--- Material ---
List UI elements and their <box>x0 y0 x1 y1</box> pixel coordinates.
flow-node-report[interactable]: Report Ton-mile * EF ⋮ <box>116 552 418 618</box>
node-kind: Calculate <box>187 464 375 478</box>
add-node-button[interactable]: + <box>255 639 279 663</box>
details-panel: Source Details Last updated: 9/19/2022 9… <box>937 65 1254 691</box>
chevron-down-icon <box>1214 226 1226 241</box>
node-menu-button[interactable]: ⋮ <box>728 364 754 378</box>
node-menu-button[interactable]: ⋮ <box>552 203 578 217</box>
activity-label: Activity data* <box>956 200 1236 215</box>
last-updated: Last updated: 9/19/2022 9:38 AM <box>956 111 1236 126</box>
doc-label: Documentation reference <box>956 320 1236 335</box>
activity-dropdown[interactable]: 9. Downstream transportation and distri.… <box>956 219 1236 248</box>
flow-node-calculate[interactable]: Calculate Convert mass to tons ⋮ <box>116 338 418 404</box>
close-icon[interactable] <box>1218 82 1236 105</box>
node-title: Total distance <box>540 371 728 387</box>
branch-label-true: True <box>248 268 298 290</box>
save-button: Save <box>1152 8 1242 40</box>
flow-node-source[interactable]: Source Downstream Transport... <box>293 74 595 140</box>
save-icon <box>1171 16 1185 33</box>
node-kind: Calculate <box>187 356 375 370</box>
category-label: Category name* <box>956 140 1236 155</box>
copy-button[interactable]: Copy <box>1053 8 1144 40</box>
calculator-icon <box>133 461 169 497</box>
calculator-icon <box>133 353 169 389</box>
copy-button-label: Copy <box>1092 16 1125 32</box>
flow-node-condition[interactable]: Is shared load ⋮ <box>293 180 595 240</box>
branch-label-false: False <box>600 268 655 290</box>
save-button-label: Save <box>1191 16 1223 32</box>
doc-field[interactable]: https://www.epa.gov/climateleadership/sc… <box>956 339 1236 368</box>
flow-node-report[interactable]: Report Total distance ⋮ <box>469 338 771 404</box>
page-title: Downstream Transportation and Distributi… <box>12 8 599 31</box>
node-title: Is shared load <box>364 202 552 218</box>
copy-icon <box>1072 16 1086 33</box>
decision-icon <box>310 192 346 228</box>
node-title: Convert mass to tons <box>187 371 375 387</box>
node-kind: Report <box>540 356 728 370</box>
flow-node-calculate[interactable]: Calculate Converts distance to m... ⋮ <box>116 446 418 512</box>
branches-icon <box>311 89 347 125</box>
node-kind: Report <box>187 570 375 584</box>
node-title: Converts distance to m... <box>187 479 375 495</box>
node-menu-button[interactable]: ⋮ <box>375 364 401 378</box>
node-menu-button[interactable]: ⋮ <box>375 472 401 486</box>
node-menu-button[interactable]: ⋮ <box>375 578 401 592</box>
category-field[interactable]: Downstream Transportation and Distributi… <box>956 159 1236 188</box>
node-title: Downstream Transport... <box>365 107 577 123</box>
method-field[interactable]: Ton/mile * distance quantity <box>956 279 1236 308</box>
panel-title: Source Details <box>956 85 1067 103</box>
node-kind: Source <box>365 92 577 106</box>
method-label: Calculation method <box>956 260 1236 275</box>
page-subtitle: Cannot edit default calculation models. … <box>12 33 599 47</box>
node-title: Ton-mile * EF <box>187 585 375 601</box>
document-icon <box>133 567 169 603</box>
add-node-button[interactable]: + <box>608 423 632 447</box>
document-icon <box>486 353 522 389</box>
---
Stated task
Copy these lines verbatim, starting from the beginning of the items and stopping after the line that contains "node-title: Total distance".

Output
List UI elements and their <box>x0 y0 x1 y1</box> pixel coordinates.
flow-node-report[interactable]: Report Ton-mile * EF ⋮ <box>116 552 418 618</box>
node-kind: Calculate <box>187 464 375 478</box>
add-node-button[interactable]: + <box>255 639 279 663</box>
details-panel: Source Details Last updated: 9/19/2022 9… <box>937 65 1254 691</box>
chevron-down-icon <box>1214 226 1226 241</box>
node-menu-button[interactable]: ⋮ <box>728 364 754 378</box>
node-menu-button[interactable]: ⋮ <box>552 203 578 217</box>
activity-label: Activity data* <box>956 200 1236 215</box>
last-updated: Last updated: 9/19/2022 9:38 AM <box>956 111 1236 126</box>
doc-label: Documentation reference <box>956 320 1236 335</box>
activity-dropdown[interactable]: 9. Downstream transportation and distri.… <box>956 219 1236 248</box>
flow-node-calculate[interactable]: Calculate Convert mass to tons ⋮ <box>116 338 418 404</box>
close-icon[interactable] <box>1218 82 1236 105</box>
node-title: Total distance <box>540 371 728 387</box>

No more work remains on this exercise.